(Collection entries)

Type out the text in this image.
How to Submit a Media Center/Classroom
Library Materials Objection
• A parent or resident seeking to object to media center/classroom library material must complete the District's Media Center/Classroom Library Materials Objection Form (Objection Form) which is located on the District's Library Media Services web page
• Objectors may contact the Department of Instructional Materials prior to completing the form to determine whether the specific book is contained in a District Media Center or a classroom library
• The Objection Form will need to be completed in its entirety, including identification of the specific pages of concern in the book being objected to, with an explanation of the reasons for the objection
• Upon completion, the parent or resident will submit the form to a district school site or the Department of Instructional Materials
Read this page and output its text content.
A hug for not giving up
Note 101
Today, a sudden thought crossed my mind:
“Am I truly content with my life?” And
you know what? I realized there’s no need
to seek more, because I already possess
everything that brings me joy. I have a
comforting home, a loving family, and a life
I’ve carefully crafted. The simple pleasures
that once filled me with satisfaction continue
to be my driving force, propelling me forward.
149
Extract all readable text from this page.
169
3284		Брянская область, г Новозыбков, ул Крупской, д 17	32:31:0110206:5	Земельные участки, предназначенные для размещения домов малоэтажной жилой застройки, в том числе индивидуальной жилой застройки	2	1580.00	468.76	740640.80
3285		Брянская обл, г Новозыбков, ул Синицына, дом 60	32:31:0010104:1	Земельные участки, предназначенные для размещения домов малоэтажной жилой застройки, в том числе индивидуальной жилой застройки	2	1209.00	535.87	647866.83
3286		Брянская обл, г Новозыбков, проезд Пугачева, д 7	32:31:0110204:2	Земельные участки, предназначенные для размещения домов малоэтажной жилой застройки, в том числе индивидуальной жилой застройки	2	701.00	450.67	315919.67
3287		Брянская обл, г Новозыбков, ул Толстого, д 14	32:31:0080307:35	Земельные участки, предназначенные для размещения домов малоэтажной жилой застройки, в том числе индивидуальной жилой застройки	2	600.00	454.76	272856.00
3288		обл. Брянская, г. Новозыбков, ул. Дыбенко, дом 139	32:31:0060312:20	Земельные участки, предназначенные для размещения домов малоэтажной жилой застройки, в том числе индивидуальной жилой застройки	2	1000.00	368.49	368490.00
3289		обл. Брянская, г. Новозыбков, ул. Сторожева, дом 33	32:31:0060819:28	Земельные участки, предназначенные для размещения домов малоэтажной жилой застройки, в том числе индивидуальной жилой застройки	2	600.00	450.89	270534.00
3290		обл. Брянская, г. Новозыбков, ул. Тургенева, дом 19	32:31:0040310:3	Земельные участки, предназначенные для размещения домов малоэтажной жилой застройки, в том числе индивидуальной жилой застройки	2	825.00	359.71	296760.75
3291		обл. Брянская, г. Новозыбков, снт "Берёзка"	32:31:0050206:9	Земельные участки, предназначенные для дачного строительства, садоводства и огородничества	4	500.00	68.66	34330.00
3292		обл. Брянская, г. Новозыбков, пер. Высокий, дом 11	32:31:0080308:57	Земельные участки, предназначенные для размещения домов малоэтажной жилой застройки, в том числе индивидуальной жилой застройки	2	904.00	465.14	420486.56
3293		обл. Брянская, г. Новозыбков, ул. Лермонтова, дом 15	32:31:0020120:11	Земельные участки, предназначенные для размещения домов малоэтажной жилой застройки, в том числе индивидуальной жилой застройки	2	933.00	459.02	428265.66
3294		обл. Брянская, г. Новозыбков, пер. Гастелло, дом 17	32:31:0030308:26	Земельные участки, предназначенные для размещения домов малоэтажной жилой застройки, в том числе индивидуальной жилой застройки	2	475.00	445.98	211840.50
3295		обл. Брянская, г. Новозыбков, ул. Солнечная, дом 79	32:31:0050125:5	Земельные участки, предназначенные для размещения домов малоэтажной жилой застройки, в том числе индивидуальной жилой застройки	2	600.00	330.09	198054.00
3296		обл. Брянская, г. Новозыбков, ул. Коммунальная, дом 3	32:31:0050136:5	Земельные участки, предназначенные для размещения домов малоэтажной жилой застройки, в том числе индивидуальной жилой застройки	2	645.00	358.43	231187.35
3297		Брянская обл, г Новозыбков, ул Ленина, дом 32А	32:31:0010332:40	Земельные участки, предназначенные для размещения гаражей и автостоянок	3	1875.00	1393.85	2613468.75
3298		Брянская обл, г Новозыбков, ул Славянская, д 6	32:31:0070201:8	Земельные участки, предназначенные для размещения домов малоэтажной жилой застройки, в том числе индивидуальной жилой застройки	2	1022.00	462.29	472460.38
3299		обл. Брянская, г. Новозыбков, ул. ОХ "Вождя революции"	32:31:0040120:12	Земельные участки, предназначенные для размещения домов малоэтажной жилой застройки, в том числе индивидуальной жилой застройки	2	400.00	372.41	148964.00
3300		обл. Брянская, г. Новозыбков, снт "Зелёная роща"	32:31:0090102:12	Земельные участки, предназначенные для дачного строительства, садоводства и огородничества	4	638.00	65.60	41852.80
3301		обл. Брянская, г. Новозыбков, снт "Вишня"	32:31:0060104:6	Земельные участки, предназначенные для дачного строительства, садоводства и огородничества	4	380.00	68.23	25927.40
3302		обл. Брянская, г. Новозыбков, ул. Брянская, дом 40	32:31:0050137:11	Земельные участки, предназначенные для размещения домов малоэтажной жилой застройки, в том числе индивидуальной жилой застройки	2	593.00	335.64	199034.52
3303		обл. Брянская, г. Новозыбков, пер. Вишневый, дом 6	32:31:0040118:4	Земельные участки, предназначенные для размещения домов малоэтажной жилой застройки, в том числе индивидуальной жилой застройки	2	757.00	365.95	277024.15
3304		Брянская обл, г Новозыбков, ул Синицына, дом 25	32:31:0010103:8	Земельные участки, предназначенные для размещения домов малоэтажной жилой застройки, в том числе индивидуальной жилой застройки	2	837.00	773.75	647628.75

→ **GOAL**
Scan the records above for the string "this", then select every line that holds it.

→ **COMPLETE OUTPUT**
Type out the text in this image.
Read this page and output its text content.
Extract all readable text from this page.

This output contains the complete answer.